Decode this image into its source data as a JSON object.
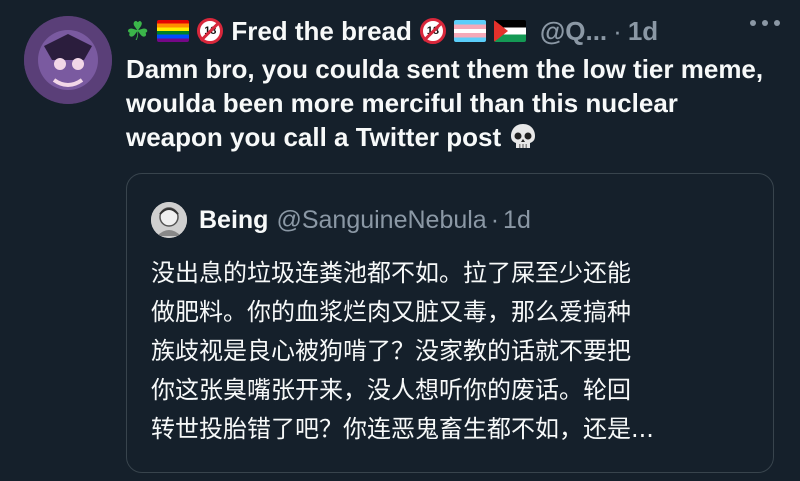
{
  "post": {
    "author_name": "Fred the bread",
    "author_handle": "@Q...",
    "separator": "·",
    "time": "1d",
    "text": "Damn bro, you coulda sent them the low tier meme, woulda been more merciful than this nuclear weapon you call a Twitter post",
    "emojis": [
      "shamrock",
      "rainbow-flag",
      "no-under-18",
      "no-under-18",
      "transgender-flag",
      "palestine-flag",
      "skull"
    ]
  },
  "quote": {
    "author_name": "Being",
    "author_handle": "@SanguineNebula",
    "separator": "·",
    "time": "1d",
    "text": "没出息的垃圾连粪池都不如。拉了屎至少还能\n做肥料。你的血浆烂肉又脏又毒，那么爱搞种\n族歧视是良心被狗啃了？没家教的话就不要把\n你这张臭嘴张开来，没人想听你的废话。轮回\n转世投胎错了吧？你连恶鬼畜生都不如，还是..."
  },
  "colors": {
    "background": "#15202b",
    "text": "#f7f9f9",
    "muted": "#8b98a5",
    "border": "#38444d"
  }
}
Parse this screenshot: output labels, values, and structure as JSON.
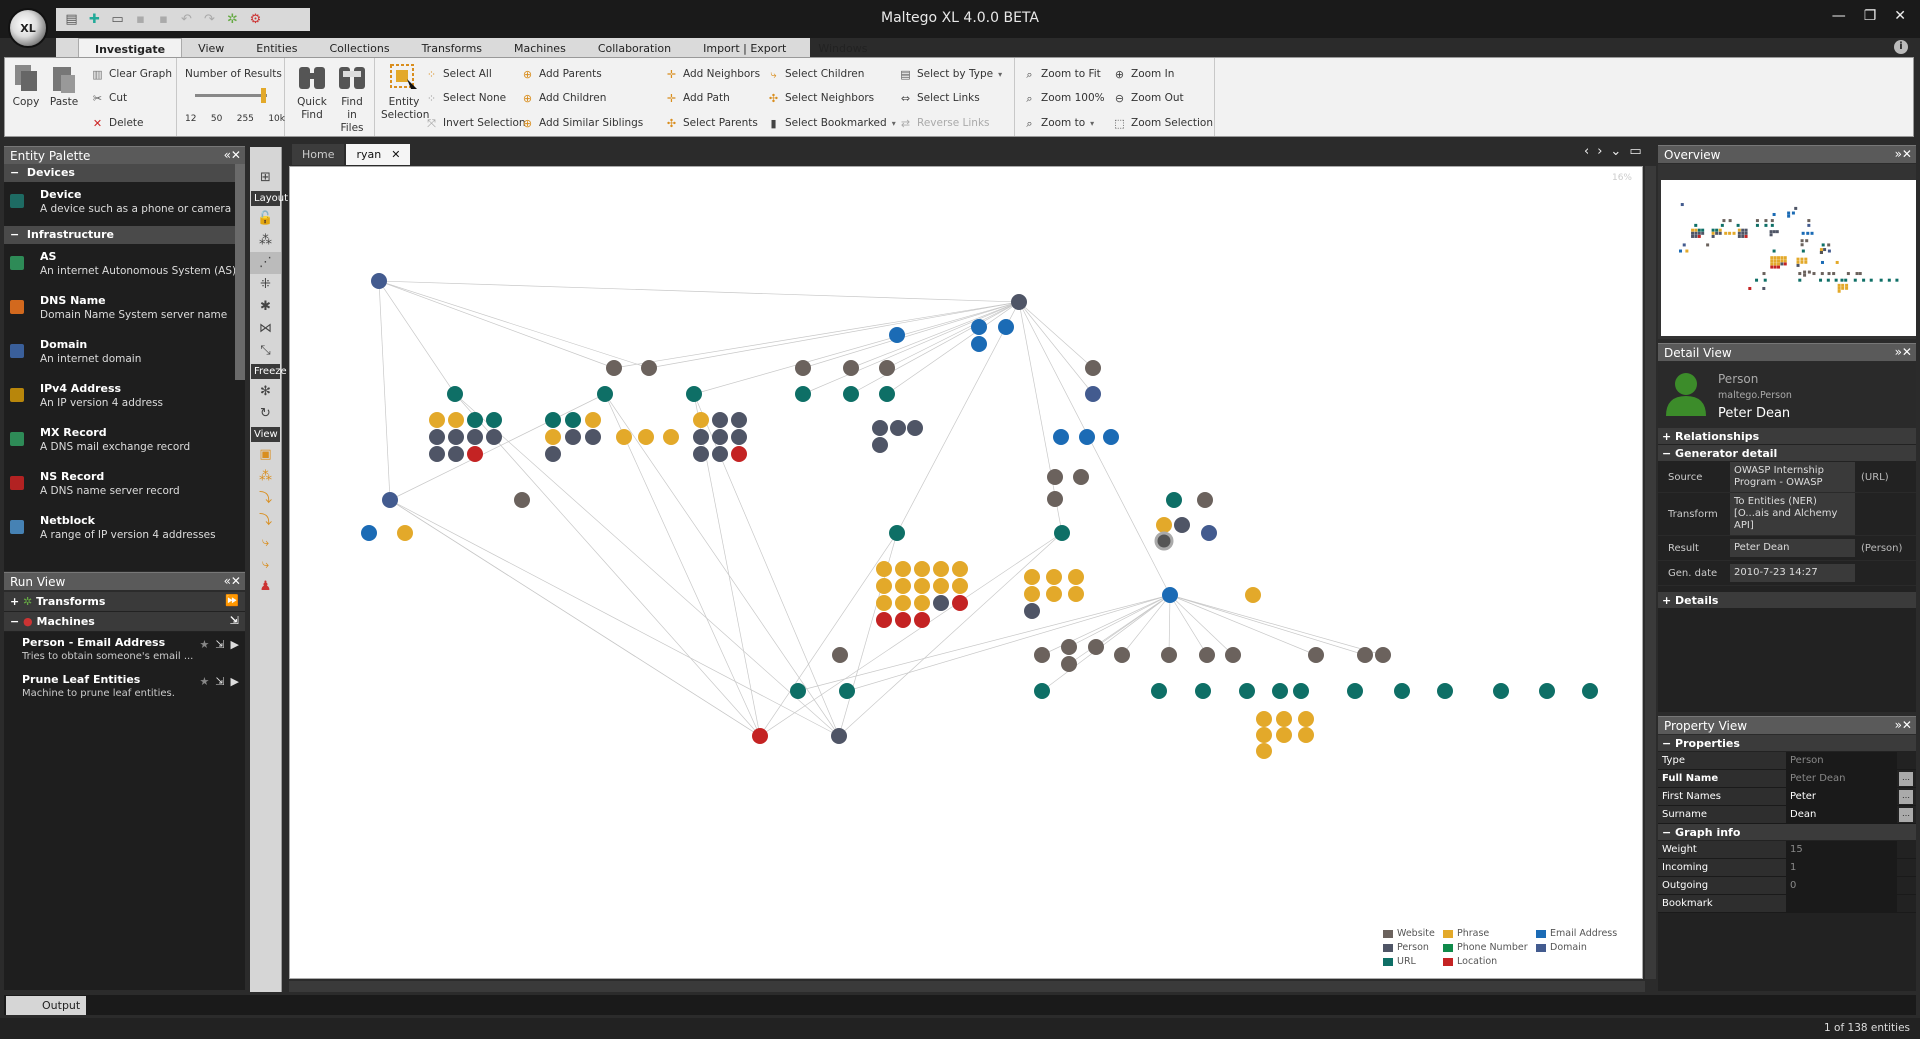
{
  "app": {
    "title": "Maltego XL 4.0.0 BETA",
    "logo_text": "XL",
    "win_controls": [
      "—",
      "❐",
      "✕"
    ]
  },
  "menu_tabs": [
    "Investigate",
    "View",
    "Entities",
    "Collections",
    "Transforms",
    "Machines",
    "Collaboration",
    "Import | Export",
    "Windows"
  ],
  "ribbon": {
    "copy": "Copy",
    "paste": "Paste",
    "clear_graph": "Clear Graph",
    "cut": "Cut",
    "delete": "Delete",
    "number_of_results": "Number of Results",
    "result_ticks": [
      "12",
      "50",
      "255",
      "10k"
    ],
    "quick_find": "Quick Find",
    "find_in_files": "Find in Files",
    "entity_selection": "Entity Selection",
    "select_all": "Select All",
    "select_none": "Select None",
    "invert_selection": "Invert Selection",
    "add_parents": "Add Parents",
    "add_children": "Add Children",
    "add_similar_siblings": "Add Similar Siblings",
    "add_neighbors": "Add Neighbors",
    "add_path": "Add Path",
    "select_parents": "Select Parents",
    "select_children": "Select Children",
    "select_neighbors": "Select Neighbors",
    "select_bookmarked": "Select Bookmarked",
    "select_by_type": "Select by Type",
    "select_links": "Select Links",
    "reverse_links": "Reverse Links",
    "zoom_to_fit": "Zoom to Fit",
    "zoom_100": "Zoom 100%",
    "zoom_to": "Zoom to",
    "zoom_in": "Zoom In",
    "zoom_out": "Zoom Out",
    "zoom_selection": "Zoom Selection"
  },
  "entity_palette": {
    "title": "Entity Palette",
    "categories": [
      {
        "name": "Devices",
        "items": [
          {
            "name": "Device",
            "desc": "A device such as a phone or camera",
            "color": "#1e6b63"
          }
        ]
      },
      {
        "name": "Infrastructure",
        "items": [
          {
            "name": "AS",
            "desc": "An internet Autonomous System (AS)",
            "color": "#2e8b57"
          },
          {
            "name": "DNS Name",
            "desc": "Domain Name System server name",
            "color": "#d2691e"
          },
          {
            "name": "Domain",
            "desc": "An internet domain",
            "color": "#3a5f9a"
          },
          {
            "name": "IPv4 Address",
            "desc": "An IP version 4 address",
            "color": "#b8860b"
          },
          {
            "name": "MX Record",
            "desc": "A DNS mail exchange record",
            "color": "#2e8b57"
          },
          {
            "name": "NS Record",
            "desc": "A DNS name server record",
            "color": "#b22222"
          },
          {
            "name": "Netblock",
            "desc": "A range of IP version 4 addresses",
            "color": "#4682b4"
          }
        ]
      }
    ]
  },
  "run_view": {
    "title": "Run View",
    "transforms": "Transforms",
    "machines": "Machines",
    "machine_items": [
      {
        "name": "Person - Email Address",
        "desc": "Tries to obtain someone's email ..."
      },
      {
        "name": "Prune Leaf Entities",
        "desc": "Machine to prune leaf entities."
      }
    ]
  },
  "layout_bar": {
    "layout": "Layout",
    "freeze": "Freeze",
    "view": "View"
  },
  "graph_tabs": [
    "Home",
    "ryan"
  ],
  "graph": {
    "zoom_pct": "16%"
  },
  "legend": [
    {
      "label": "Website",
      "color": "#6b625d"
    },
    {
      "label": "Phrase",
      "color": "#e3a92a"
    },
    {
      "label": "Email Address",
      "color": "#1b6bb5"
    },
    {
      "label": "Person",
      "color": "#4f5566"
    },
    {
      "label": "Phone Number",
      "color": "#0f8a4a"
    },
    {
      "label": "Domain",
      "color": "#435b8f"
    },
    {
      "label": "URL",
      "color": "#0e6f66"
    },
    {
      "label": "Location",
      "color": "#c42323"
    }
  ],
  "overview": {
    "title": "Overview"
  },
  "detail_view": {
    "title": "Detail View",
    "entity_type": "Person",
    "entity_type_id": "maltego.Person",
    "entity_name": "Peter Dean",
    "relationships": "+ Relationships",
    "generator_detail": "− Generator detail",
    "rows": [
      {
        "k": "Source",
        "v": "OWASP Internship Program - OWASP",
        "t": "(URL)"
      },
      {
        "k": "Transform",
        "v": "To Entities (NER) [O...ais and Alchemy API]",
        "t": ""
      },
      {
        "k": "Result",
        "v": "Peter Dean",
        "t": "(Person)"
      },
      {
        "k": "Gen. date",
        "v": "2010-7-23 14:27",
        "t": ""
      }
    ],
    "details": "+ Details"
  },
  "property_view": {
    "title": "Property View",
    "properties": "− Properties",
    "rows": [
      {
        "k": "Type",
        "v": "Person",
        "dim": true
      },
      {
        "k": "Full Name",
        "v": "Peter Dean",
        "dim": true,
        "bold": true
      },
      {
        "k": "First Names",
        "v": "Peter",
        "dim": false
      },
      {
        "k": "Surname",
        "v": "Dean",
        "dim": false
      }
    ],
    "graph_info": "− Graph info",
    "info_rows": [
      {
        "k": "Weight",
        "v": "15"
      },
      {
        "k": "Incoming",
        "v": "1"
      },
      {
        "k": "Outgoing",
        "v": "0"
      },
      {
        "k": "Bookmark",
        "v": ""
      }
    ]
  },
  "output_tab": "Output",
  "status": "1 of 138 entities"
}
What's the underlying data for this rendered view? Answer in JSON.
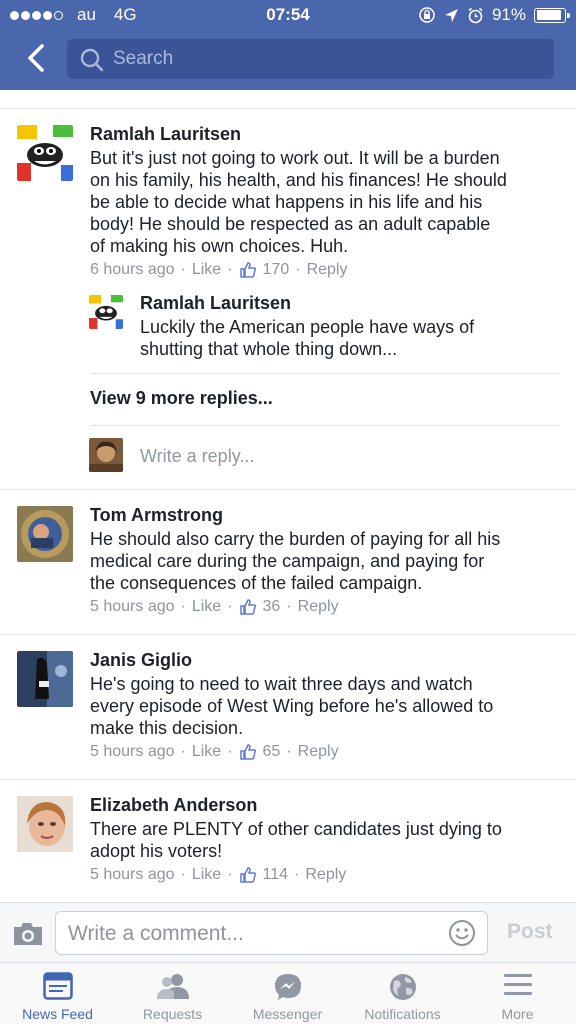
{
  "status_bar": {
    "carrier": "au",
    "network": "4G",
    "time": "07:54",
    "battery": "91%",
    "battery_level": 0.91
  },
  "header": {
    "back_icon": "chevron-left-icon",
    "search_placeholder": "Search"
  },
  "comments": [
    {
      "author": "Ramlah Lauritsen",
      "text": "But it's just not going to work out. It will be a burden\non his family, his health, and his finances! He should\nbe able to decide what happens in his life and his\nbody! He should be respected as an adult capable\nof making his own choices. Huh.",
      "time": "6 hours ago",
      "like_label": "Like",
      "likes": "170",
      "reply_label": "Reply",
      "replies": [
        {
          "author": "Ramlah Lauritsen",
          "text": "Luckily the American people have ways of\nshutting that whole thing down..."
        }
      ],
      "view_more_label": "View 9 more replies...",
      "reply_placeholder": "Write a reply..."
    },
    {
      "author": "Tom Armstrong",
      "text": "He should also carry the burden of paying for all his\nmedical care during the campaign, and paying for\nthe consequences of the failed campaign.",
      "time": "5 hours ago",
      "like_label": "Like",
      "likes": "36",
      "reply_label": "Reply"
    },
    {
      "author": "Janis Giglio",
      "text": "He's going to need to wait three days and watch\nevery episode of West Wing before he's allowed to\nmake this decision.",
      "time": "5 hours ago",
      "like_label": "Like",
      "likes": "65",
      "reply_label": "Reply"
    },
    {
      "author": "Elizabeth Anderson",
      "text": "There are PLENTY of other candidates just dying to\nadopt his voters!",
      "time": "5 hours ago",
      "like_label": "Like",
      "likes": "114",
      "reply_label": "Reply"
    }
  ],
  "composer": {
    "placeholder": "Write a comment...",
    "post_label": "Post"
  },
  "tabs": [
    {
      "label": "News Feed",
      "icon": "news-feed-icon",
      "active": true
    },
    {
      "label": "Requests",
      "icon": "friend-requests-icon",
      "active": false
    },
    {
      "label": "Messenger",
      "icon": "messenger-icon",
      "active": false
    },
    {
      "label": "Notifications",
      "icon": "globe-icon",
      "active": false
    },
    {
      "label": "More",
      "icon": "hamburger-menu-icon",
      "active": false
    }
  ],
  "colors": {
    "header_bg": "#4a67ad",
    "search_bg": "#3b5497",
    "text": "#1d2129",
    "meta": "#90949c",
    "active_tab": "#4267b2",
    "like_icon": "#5b7bd5"
  }
}
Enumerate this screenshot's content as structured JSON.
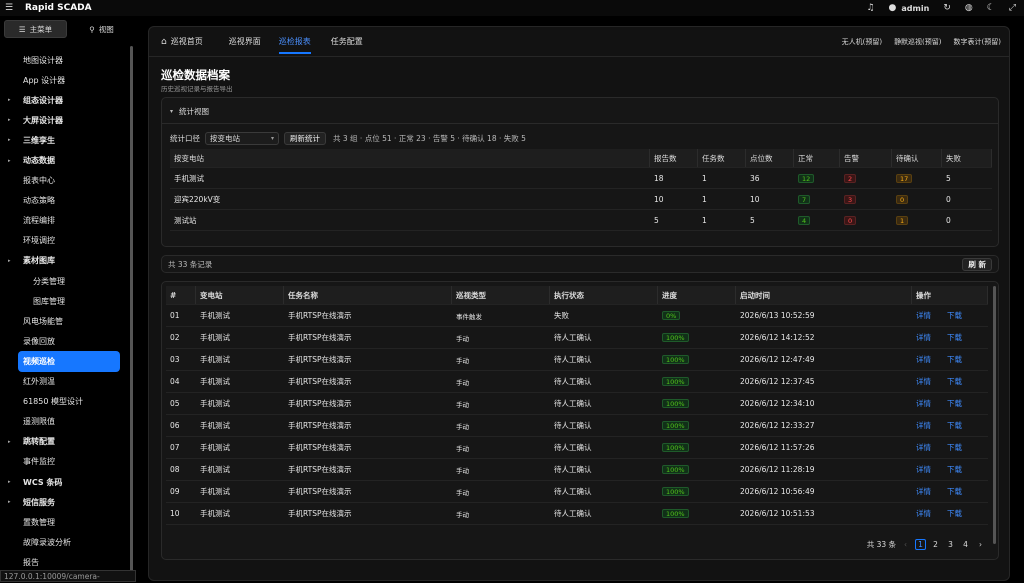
{
  "app": {
    "title": "Rapid SCADA",
    "user": "admin"
  },
  "sidebar": {
    "tabs": [
      {
        "label": "主菜单",
        "icon": "list-icon"
      },
      {
        "label": "视图",
        "icon": "sitemap-icon"
      }
    ],
    "items": [
      {
        "label": "地图设计器",
        "level": 1,
        "arrow": false
      },
      {
        "label": "App 设计器",
        "level": 1,
        "arrow": false
      },
      {
        "label": "组态设计器",
        "level": 1,
        "arrow": true
      },
      {
        "label": "大屏设计器",
        "level": 1,
        "arrow": true
      },
      {
        "label": "三维孪生",
        "level": 1,
        "arrow": true
      },
      {
        "label": "动态数据",
        "level": 1,
        "arrow": true
      },
      {
        "label": "报表中心",
        "level": 1,
        "arrow": false
      },
      {
        "label": "动态策略",
        "level": 1,
        "arrow": false
      },
      {
        "label": "流程编排",
        "level": 1,
        "arrow": false
      },
      {
        "label": "环境调控",
        "level": 1,
        "arrow": false
      },
      {
        "label": "素材图库",
        "level": 1,
        "arrow": true
      },
      {
        "label": "分类管理",
        "level": 2,
        "arrow": false
      },
      {
        "label": "图库管理",
        "level": 2,
        "arrow": false
      },
      {
        "label": "风电场能管",
        "level": 1,
        "arrow": false
      },
      {
        "label": "录像回放",
        "level": 1,
        "arrow": false
      },
      {
        "label": "视频巡检",
        "level": 1,
        "arrow": false,
        "active": true
      },
      {
        "label": "红外测温",
        "level": 1,
        "arrow": false
      },
      {
        "label": "61850 模型设计",
        "level": 1,
        "arrow": false
      },
      {
        "label": "遥测限值",
        "level": 1,
        "arrow": false
      },
      {
        "label": "跳转配置",
        "level": 1,
        "arrow": true
      },
      {
        "label": "事件监控",
        "level": 1,
        "arrow": false
      },
      {
        "label": "WCS 条码",
        "level": 1,
        "arrow": true
      },
      {
        "label": "短信服务",
        "level": 1,
        "arrow": true
      },
      {
        "label": "置数管理",
        "level": 1,
        "arrow": false
      },
      {
        "label": "故障录波分析",
        "level": 1,
        "arrow": false
      },
      {
        "label": "报告",
        "level": 1,
        "arrow": false
      }
    ],
    "status_url": "127.0.0.1:10009/camera-inspection/config"
  },
  "nav": {
    "tabs": [
      {
        "label": "巡视首页",
        "icon": "home-icon"
      },
      {
        "label": "巡视界面"
      },
      {
        "label": "巡检报表",
        "active": true
      },
      {
        "label": "任务配置"
      }
    ],
    "right": [
      "无人机(预留)",
      "静默巡视(预留)",
      "数字表计(预留)"
    ]
  },
  "page": {
    "title": "巡检数据档案",
    "subtitle": "历史巡视记录与报告导出"
  },
  "stats": {
    "header": "统计视图",
    "filter_label": "统计口径",
    "filter_value": "按变电站",
    "refresh_label": "刷新统计",
    "summary": "共 3 组 · 点位 51 · 正常 23 · 告警 5 · 待确认 18 · 失败 5",
    "columns": [
      "按变电站",
      "报告数",
      "任务数",
      "点位数",
      "正常",
      "告警",
      "待确认",
      "失败"
    ],
    "rows": [
      {
        "name": "手机测试",
        "reports": "18",
        "tasks": "1",
        "points": "36",
        "normal": "12",
        "alarm": "2",
        "pending": "17",
        "fail": "5"
      },
      {
        "name": "迎宾220kV变",
        "reports": "10",
        "tasks": "1",
        "points": "10",
        "normal": "7",
        "alarm": "3",
        "pending": "0",
        "fail": "0"
      },
      {
        "name": "测试站",
        "reports": "5",
        "tasks": "1",
        "points": "5",
        "normal": "4",
        "alarm": "0",
        "pending": "1",
        "fail": "0"
      }
    ]
  },
  "records": {
    "total_text": "共 33 条记录",
    "refresh_label": "刷 新",
    "columns": [
      "#",
      "变电站",
      "任务名称",
      "巡视类型",
      "执行状态",
      "进度",
      "启动时间",
      "操作"
    ],
    "detail_label": "详情",
    "download_label": "下载",
    "rows": [
      {
        "no": "01",
        "station": "手机测试",
        "task": "手机RTSP在线演示",
        "type": "事件触发",
        "status": "失败",
        "progress": "0%",
        "time": "2026/6/13 10:52:59"
      },
      {
        "no": "02",
        "station": "手机测试",
        "task": "手机RTSP在线演示",
        "type": "手动",
        "status": "待人工确认",
        "progress": "100%",
        "time": "2026/6/12 14:12:52"
      },
      {
        "no": "03",
        "station": "手机测试",
        "task": "手机RTSP在线演示",
        "type": "手动",
        "status": "待人工确认",
        "progress": "100%",
        "time": "2026/6/12 12:47:49"
      },
      {
        "no": "04",
        "station": "手机测试",
        "task": "手机RTSP在线演示",
        "type": "手动",
        "status": "待人工确认",
        "progress": "100%",
        "time": "2026/6/12 12:37:45"
      },
      {
        "no": "05",
        "station": "手机测试",
        "task": "手机RTSP在线演示",
        "type": "手动",
        "status": "待人工确认",
        "progress": "100%",
        "time": "2026/6/12 12:34:10"
      },
      {
        "no": "06",
        "station": "手机测试",
        "task": "手机RTSP在线演示",
        "type": "手动",
        "status": "待人工确认",
        "progress": "100%",
        "time": "2026/6/12 12:33:27"
      },
      {
        "no": "07",
        "station": "手机测试",
        "task": "手机RTSP在线演示",
        "type": "手动",
        "status": "待人工确认",
        "progress": "100%",
        "time": "2026/6/12 11:57:26"
      },
      {
        "no": "08",
        "station": "手机测试",
        "task": "手机RTSP在线演示",
        "type": "手动",
        "status": "待人工确认",
        "progress": "100%",
        "time": "2026/6/12 11:28:19"
      },
      {
        "no": "09",
        "station": "手机测试",
        "task": "手机RTSP在线演示",
        "type": "手动",
        "status": "待人工确认",
        "progress": "100%",
        "time": "2026/6/12 10:56:49"
      },
      {
        "no": "10",
        "station": "手机测试",
        "task": "手机RTSP在线演示",
        "type": "手动",
        "status": "待人工确认",
        "progress": "100%",
        "time": "2026/6/12 10:51:53"
      }
    ],
    "pager": {
      "total": "共 33 条",
      "pages": [
        "1",
        "2",
        "3",
        "4"
      ],
      "current": "1"
    }
  },
  "colors": {
    "accent": "#1677ff",
    "success": "#52c41a",
    "danger": "#ff4d4f",
    "warning": "#faad14"
  }
}
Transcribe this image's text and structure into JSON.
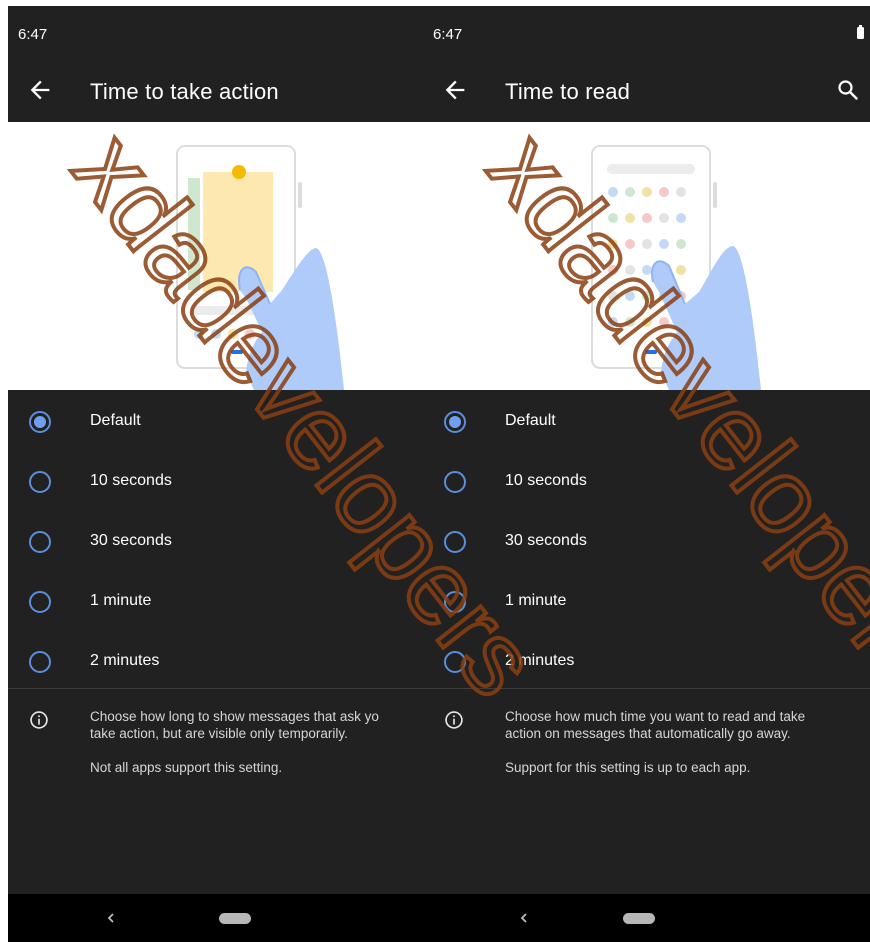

_ _ _ _ _

WHAT YOU HAVE TO DO
Find how many lines of the entries contain "replies". Respond with the number only.

FINISHED ANSWER
2